* _Do this_: Please list all lines of the material below in which the string "data" occurs.

-------- Records

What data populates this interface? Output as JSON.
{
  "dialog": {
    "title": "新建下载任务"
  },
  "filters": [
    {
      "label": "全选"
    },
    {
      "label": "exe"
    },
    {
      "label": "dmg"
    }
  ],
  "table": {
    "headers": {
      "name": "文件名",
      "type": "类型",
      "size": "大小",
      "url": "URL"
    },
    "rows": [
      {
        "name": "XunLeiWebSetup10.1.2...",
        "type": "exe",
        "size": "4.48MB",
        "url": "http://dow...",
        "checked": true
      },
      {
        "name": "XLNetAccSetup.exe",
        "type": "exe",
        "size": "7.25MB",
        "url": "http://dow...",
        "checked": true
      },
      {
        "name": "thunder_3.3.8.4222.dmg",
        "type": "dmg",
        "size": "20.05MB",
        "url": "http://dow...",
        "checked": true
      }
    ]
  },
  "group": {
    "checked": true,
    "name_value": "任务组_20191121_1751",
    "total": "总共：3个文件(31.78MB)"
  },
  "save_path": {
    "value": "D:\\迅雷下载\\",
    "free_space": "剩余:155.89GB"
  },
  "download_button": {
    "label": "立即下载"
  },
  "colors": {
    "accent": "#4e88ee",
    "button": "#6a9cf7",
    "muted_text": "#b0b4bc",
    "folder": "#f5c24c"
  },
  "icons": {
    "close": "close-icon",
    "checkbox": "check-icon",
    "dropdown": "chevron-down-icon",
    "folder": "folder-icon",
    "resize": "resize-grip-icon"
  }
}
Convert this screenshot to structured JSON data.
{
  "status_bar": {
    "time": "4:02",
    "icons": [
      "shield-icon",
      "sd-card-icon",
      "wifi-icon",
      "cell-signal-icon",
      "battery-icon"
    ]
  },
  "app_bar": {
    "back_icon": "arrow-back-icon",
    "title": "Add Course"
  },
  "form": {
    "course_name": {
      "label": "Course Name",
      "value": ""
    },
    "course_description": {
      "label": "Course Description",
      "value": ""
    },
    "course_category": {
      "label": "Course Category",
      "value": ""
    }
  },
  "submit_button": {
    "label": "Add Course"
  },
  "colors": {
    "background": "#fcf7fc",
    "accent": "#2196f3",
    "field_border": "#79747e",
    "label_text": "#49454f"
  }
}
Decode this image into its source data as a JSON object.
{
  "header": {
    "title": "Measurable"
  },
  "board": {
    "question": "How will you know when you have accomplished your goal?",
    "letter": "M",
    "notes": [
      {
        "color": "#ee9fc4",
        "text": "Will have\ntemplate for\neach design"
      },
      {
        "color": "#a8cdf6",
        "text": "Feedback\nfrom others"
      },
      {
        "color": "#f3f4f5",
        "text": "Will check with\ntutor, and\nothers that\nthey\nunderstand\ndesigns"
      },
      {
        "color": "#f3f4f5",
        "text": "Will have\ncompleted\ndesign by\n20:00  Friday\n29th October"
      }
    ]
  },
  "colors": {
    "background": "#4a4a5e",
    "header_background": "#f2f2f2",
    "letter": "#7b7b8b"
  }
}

----------------

* _Task solution_:
What data populates this interface? Output as JSON.
Convert this screenshot to structured JSON data.
Decode this image into its source data as a JSON object.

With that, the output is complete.